** BEGIN Dataset extract **

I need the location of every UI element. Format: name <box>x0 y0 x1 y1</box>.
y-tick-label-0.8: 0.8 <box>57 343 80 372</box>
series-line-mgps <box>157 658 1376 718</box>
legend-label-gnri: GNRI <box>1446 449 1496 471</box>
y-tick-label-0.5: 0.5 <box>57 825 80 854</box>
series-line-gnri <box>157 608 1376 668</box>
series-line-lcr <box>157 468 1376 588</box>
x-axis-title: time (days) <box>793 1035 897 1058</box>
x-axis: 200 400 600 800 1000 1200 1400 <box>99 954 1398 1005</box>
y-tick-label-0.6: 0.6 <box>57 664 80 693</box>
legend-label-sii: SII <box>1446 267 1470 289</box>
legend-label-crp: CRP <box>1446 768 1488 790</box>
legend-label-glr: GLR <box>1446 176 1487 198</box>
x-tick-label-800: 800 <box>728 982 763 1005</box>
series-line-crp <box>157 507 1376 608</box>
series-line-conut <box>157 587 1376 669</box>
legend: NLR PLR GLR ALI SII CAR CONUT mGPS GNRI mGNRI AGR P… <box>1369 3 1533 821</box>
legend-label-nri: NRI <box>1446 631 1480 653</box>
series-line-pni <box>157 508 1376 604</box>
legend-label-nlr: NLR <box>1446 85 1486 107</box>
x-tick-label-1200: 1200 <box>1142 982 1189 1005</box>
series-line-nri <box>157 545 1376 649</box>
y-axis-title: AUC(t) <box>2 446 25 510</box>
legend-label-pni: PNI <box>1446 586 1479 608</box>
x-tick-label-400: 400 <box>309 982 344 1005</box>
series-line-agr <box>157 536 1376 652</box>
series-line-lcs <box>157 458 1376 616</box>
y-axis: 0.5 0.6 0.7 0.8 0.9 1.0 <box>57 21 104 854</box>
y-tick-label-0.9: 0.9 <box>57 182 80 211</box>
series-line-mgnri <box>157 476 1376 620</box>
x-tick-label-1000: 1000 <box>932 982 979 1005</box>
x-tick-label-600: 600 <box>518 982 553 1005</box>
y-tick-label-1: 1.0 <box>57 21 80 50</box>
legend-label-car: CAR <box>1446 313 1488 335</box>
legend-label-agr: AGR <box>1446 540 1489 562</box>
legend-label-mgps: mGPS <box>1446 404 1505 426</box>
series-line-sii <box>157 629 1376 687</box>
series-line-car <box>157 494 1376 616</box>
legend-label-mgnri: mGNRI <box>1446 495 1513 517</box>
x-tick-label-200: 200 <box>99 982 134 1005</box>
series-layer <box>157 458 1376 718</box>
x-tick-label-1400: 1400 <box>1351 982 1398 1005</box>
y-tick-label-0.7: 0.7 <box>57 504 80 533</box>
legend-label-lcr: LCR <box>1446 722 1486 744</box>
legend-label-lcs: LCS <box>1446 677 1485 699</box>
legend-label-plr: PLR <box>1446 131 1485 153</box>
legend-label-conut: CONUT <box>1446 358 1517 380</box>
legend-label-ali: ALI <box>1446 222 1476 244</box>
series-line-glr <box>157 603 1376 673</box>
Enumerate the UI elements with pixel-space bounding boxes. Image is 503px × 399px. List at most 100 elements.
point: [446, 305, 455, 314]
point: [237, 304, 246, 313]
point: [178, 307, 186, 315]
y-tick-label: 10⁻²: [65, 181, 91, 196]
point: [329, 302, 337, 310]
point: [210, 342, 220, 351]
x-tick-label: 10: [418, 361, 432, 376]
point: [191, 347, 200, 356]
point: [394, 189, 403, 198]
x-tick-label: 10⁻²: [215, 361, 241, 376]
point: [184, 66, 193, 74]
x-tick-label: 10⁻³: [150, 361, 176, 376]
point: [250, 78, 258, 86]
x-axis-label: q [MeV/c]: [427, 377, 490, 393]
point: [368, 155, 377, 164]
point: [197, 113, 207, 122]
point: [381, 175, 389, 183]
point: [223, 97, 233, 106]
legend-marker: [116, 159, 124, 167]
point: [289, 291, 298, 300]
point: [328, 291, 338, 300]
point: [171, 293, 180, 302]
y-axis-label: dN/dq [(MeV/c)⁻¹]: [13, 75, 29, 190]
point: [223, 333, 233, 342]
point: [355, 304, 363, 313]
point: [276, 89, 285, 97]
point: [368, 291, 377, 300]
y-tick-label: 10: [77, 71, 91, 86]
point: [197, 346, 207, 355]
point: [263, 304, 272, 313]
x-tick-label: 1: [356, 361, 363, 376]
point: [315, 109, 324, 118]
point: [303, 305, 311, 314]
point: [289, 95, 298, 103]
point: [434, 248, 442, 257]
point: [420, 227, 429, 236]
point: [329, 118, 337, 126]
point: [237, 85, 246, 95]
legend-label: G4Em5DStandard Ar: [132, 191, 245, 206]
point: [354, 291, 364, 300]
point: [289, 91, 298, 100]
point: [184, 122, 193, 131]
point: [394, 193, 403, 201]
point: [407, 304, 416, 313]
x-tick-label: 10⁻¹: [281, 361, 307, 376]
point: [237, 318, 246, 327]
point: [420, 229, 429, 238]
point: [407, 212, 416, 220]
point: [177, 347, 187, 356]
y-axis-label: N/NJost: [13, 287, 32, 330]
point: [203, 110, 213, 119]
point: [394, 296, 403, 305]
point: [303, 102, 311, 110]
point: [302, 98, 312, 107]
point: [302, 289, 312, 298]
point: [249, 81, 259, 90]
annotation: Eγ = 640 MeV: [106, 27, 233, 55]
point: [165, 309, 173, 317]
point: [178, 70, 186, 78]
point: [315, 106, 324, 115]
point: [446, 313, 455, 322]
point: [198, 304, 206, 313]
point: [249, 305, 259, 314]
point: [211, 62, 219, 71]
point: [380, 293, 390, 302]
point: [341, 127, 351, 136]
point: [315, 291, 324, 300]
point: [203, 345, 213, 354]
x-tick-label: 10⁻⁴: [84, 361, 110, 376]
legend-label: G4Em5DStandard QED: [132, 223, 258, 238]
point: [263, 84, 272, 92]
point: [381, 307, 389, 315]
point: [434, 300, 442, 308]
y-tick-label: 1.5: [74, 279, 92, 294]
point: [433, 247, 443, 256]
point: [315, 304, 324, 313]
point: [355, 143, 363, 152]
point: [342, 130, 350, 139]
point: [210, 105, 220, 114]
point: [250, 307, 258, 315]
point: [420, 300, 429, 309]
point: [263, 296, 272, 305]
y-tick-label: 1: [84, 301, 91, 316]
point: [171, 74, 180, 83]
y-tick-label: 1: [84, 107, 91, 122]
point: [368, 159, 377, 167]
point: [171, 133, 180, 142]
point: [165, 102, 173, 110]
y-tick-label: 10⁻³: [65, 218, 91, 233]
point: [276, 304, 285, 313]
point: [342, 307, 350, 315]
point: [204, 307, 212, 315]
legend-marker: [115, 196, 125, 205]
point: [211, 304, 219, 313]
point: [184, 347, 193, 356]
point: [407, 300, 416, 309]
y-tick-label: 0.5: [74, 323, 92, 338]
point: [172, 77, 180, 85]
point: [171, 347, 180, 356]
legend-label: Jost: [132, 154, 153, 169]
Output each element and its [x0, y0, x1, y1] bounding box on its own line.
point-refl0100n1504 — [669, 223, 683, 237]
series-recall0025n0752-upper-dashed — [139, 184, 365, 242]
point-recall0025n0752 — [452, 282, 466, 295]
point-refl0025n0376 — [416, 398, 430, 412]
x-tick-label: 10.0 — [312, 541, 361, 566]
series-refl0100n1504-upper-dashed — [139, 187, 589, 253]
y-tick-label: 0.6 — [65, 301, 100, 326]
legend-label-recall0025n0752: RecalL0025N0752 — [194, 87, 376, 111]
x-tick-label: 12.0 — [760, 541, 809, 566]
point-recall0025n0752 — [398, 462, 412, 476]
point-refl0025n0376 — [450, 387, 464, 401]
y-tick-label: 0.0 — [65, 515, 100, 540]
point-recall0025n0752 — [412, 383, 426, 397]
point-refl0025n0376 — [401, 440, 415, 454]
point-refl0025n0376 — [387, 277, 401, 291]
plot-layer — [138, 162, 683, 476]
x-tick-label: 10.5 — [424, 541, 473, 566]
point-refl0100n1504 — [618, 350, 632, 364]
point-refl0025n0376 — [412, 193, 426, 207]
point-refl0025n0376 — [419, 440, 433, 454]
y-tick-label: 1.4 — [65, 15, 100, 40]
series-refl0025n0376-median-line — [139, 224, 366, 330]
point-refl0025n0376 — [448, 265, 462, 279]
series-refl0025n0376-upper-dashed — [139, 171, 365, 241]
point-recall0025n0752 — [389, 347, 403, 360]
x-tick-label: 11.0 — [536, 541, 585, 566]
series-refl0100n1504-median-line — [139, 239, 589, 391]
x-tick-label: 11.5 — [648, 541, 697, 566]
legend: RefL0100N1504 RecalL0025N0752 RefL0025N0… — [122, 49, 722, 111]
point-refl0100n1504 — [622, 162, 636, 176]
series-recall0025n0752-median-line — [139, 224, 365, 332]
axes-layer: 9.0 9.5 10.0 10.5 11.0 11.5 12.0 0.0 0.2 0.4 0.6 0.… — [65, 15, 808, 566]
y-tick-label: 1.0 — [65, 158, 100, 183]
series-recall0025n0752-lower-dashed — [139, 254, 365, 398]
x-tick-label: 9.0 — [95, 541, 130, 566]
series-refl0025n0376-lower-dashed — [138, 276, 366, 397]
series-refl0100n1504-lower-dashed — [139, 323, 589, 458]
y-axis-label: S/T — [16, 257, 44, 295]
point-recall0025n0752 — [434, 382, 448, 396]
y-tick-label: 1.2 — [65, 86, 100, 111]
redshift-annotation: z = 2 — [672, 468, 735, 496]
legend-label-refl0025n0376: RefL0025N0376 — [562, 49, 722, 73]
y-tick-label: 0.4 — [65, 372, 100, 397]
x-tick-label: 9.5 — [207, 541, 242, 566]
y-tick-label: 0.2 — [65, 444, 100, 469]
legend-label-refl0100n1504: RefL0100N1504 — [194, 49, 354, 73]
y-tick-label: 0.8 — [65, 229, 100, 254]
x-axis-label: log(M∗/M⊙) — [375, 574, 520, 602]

** END Dataset extract **

> _Problem to work on_:
Write out everything in the data above from the very first line down to the line containing "series-line-lcr <box>157 468 1376 588</box>", both ends included, keeping each line exactly the same.

> _The solution_:
I need the location of every UI element. Format: name <box>x0 y0 x1 y1</box>.
y-tick-label-0.8: 0.8 <box>57 343 80 372</box>
series-line-mgps <box>157 658 1376 718</box>
legend-label-gnri: GNRI <box>1446 449 1496 471</box>
y-tick-label-0.5: 0.5 <box>57 825 80 854</box>
series-line-gnri <box>157 608 1376 668</box>
series-line-lcr <box>157 468 1376 588</box>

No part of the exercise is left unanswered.